* start Records provided *

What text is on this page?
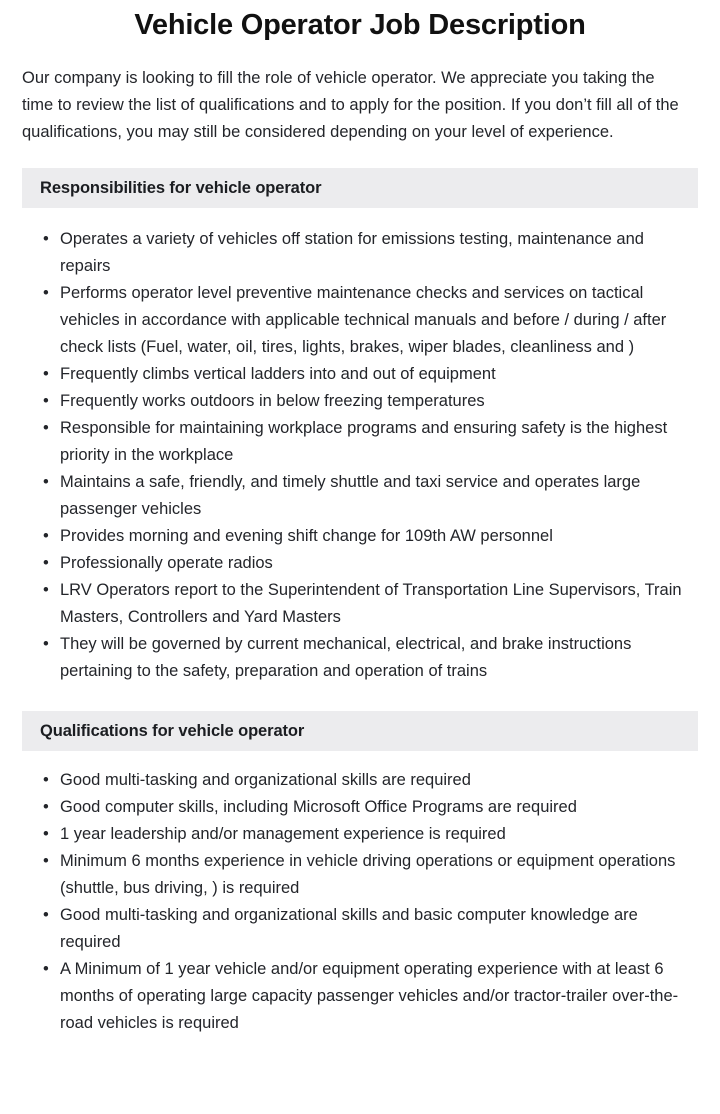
Vehicle Operator Job Description

Our company is looking to fill the role of vehicle operator. We appreciate you taking the time to review the list of qualifications and to apply for the position. If you don’t fill all of the qualifications, you may still be considered depending on your level of experience.

Responsibilities for vehicle operator
• Operates a variety of vehicles off station for emissions testing, maintenance and repairs
• Performs operator level preventive maintenance checks and services on tactical vehicles in accordance with applicable technical manuals and before / during / after check lists (Fuel, water, oil, tires, lights, brakes, wiper blades, cleanliness and )
• Frequently climbs vertical ladders into and out of equipment
• Frequently works outdoors in below freezing temperatures
• Responsible for maintaining workplace programs and ensuring safety is the highest priority in the workplace
• Maintains a safe, friendly, and timely shuttle and taxi service and operates large passenger vehicles
• Provides morning and evening shift change for 109th AW personnel
• Professionally operate radios
• LRV Operators report to the Superintendent of Transportation Line Supervisors, Train Masters, Controllers and Yard Masters
• They will be governed by current mechanical, electrical, and brake instructions pertaining to the safety, preparation and operation of trains
Qualifications for vehicle operator
• Good multi-tasking and organizational skills are required
• Good computer skills, including Microsoft Office Programs are required
• 1 year leadership and/or management experience is required
• Minimum 6 months experience in vehicle driving operations or equipment operations (shuttle, bus driving, ) is required
• Good multi-tasking and organizational skills and basic computer knowledge are required
• A Minimum of 1 year vehicle and/or equipment operating experience with at least 6 months of operating large capacity passenger vehicles and/or tractor-trailer over-the-road vehicles is required
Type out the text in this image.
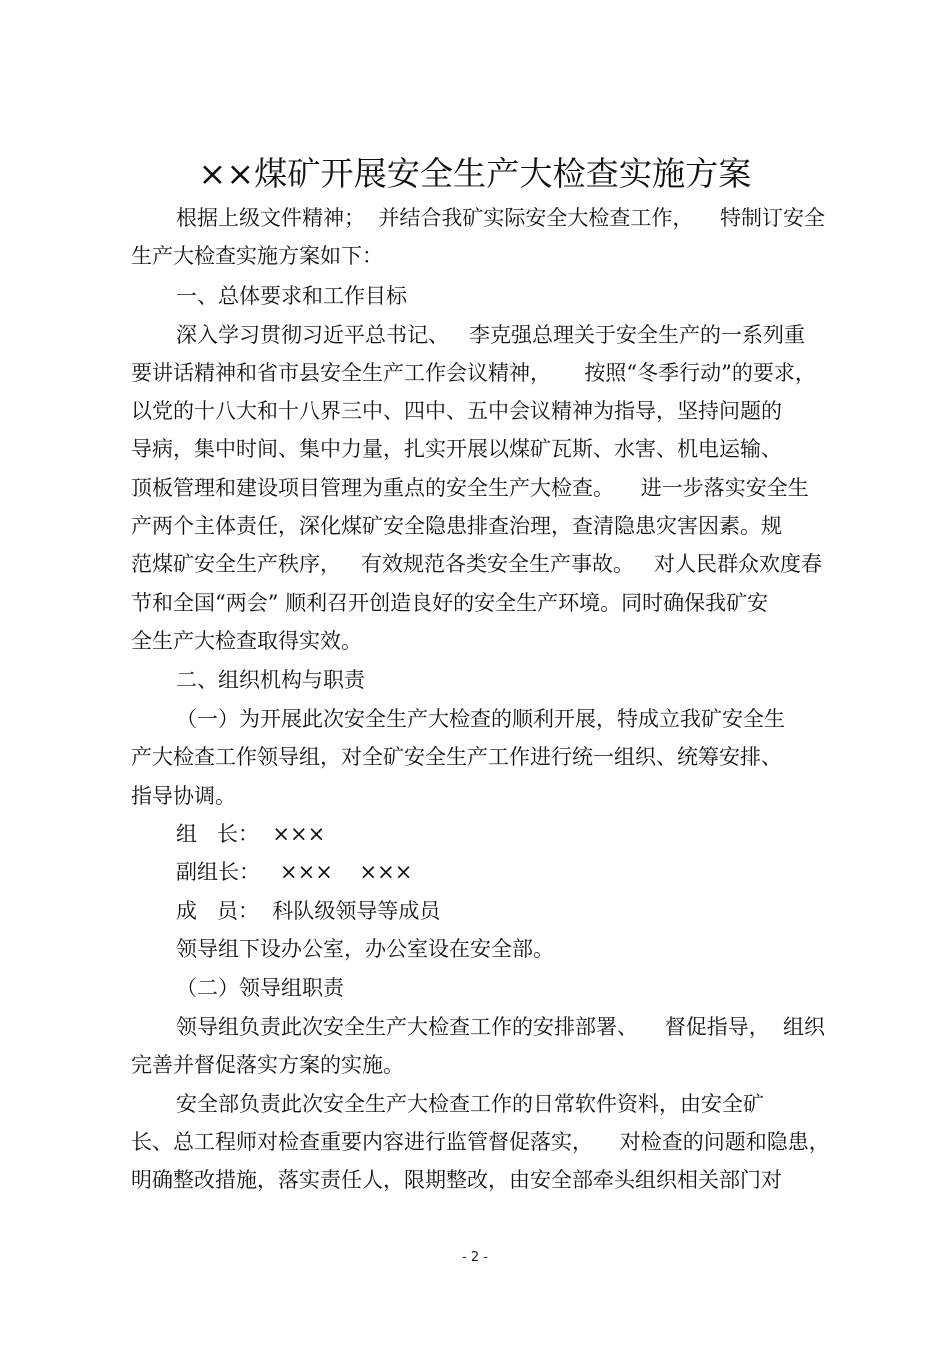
××煤矿开展安全生产大检查实施方案

根据上级文件精神；  并结合我矿实际安全大检查工作，    特制订安全

生产大检查实施方案如下：

一、总体要求和工作目标

深入学习贯彻习近平总书记、   李克强总理关于安全生产的一系列重

要讲话精神和省市县安全生产工作会议精神，     按照“冬季行动”的要求，

以党的十八大和十八界三中、四中、五中会议精神为指导，坚持问题的

导病，集中时间、集中力量，扎实开展以煤矿瓦斯、水害、机电运输、

顶板管理和建设项目管理为重点的安全生产大检查。    进一步落实安全生

产两个主体责任，深化煤矿安全隐患排查治理，查清隐患灾害因素。规

范煤矿安全生产秩序，   有效规范各类安全生产事故。   对人民群众欢度春

节和全国“两会” 顺利召开创造良好的安全生产环境。同时确保我矿安

全生产大检查取得实效。

二、组织机构与职责

（一）为开展此次安全生产大检查的顺利开展，特成立我矿安全生

产大检查工作领导组，对全矿安全生产工作进行统一组织、统筹安排、

指导协调。

组   长：  ×××

副组长：   ×××    ×××

成   员：  科队级领导等成员

领导组下设办公室，办公室设在安全部。

（二）领导组职责

领导组负责此次安全生产大检查工作的安排部署、    督促指导，  组织

完善并督促落实方案的实施。

安全部负责此次安全生产大检查工作的日常软件资料，由安全矿

长、总工程师对检查重要内容进行监管督促落实，    对检查的问题和隐患，

明确整改措施，落实责任人，限期整改，由安全部牵头组织相关部门对

- 2 -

* end Records provided *

* [Stated problem]
Copy every record character for character. Skip the pictures.

* [Response to the task]
What text is on this page?
Vehicle Operator Job Description

Our company is looking to fill the role of vehicle operator. We appreciate you taking the time to review the list of qualifications and to apply for the position. If you don’t fill all of the qualifications, you may still be considered depending on your level of experience.

Responsibilities for vehicle operator
• Operates a variety of vehicles off station for emissions testing, maintenance and repairs
• Performs operator level preventive maintenance checks and services on tactical vehicles in accordance with applicable technical manuals and before / during / after check lists (Fuel, water, oil, tires, lights, brakes, wiper blades, cleanliness and )
• Frequently climbs vertical ladders into and out of equipment
• Frequently works outdoors in below freezing temperatures
• Responsible for maintaining workplace programs and ensuring safety is the highest priority in the workplace
• Maintains a safe, friendly, and timely shuttle and taxi service and operates large passenger vehicles
• Provides morning and evening shift change for 109th AW personnel
• Professionally operate radios
• LRV Operators report to the Superintendent of Transportation Line Supervisors, Train Masters, Controllers and Yard Masters
• They will be governed by current mechanical, electrical, and brake instructions pertaining to the safety, preparation and operation of trains
Qualifications for vehicle operator
• Good multi-tasking and organizational skills are required
• Good computer skills, including Microsoft Office Programs are required
• 1 year leadership and/or management experience is required
• Minimum 6 months experience in vehicle driving operations or equipment operations (shuttle, bus driving, ) is required
• Good multi-tasking and organizational skills and basic computer knowledge are required
• A Minimum of 1 year vehicle and/or equipment operating experience with at least 6 months of operating large capacity passenger vehicles and/or tractor-trailer over-the-road vehicles is required
Type out the text in this image.
××煤矿开展安全生产大检查实施方案

根据上级文件精神；  并结合我矿实际安全大检查工作，    特制订安全

生产大检查实施方案如下：

一、总体要求和工作目标

深入学习贯彻习近平总书记、   李克强总理关于安全生产的一系列重

要讲话精神和省市县安全生产工作会议精神，     按照“冬季行动”的要求，

以党的十八大和十八界三中、四中、五中会议精神为指导，坚持问题的

导病，集中时间、集中力量，扎实开展以煤矿瓦斯、水害、机电运输、

顶板管理和建设项目管理为重点的安全生产大检查。    进一步落实安全生

产两个主体责任，深化煤矿安全隐患排查治理，查清隐患灾害因素。规

范煤矿安全生产秩序，   有效规范各类安全生产事故。   对人民群众欢度春

节和全国“两会” 顺利召开创造良好的安全生产环境。同时确保我矿安

全生产大检查取得实效。

二、组织机构与职责

（一）为开展此次安全生产大检查的顺利开展，特成立我矿安全生

产大检查工作领导组，对全矿安全生产工作进行统一组织、统筹安排、

指导协调。

组   长：  ×××

副组长：   ×××    ×××

成   员：  科队级领导等成员

领导组下设办公室，办公室设在安全部。

（二）领导组职责

领导组负责此次安全生产大检查工作的安排部署、    督促指导，  组织

完善并督促落实方案的实施。

安全部负责此次安全生产大检查工作的日常软件资料，由安全矿

长、总工程师对检查重要内容进行监管督促落实，    对检查的问题和隐患，

明确整改措施，落实责任人，限期整改，由安全部牵头组织相关部门对

- 2 -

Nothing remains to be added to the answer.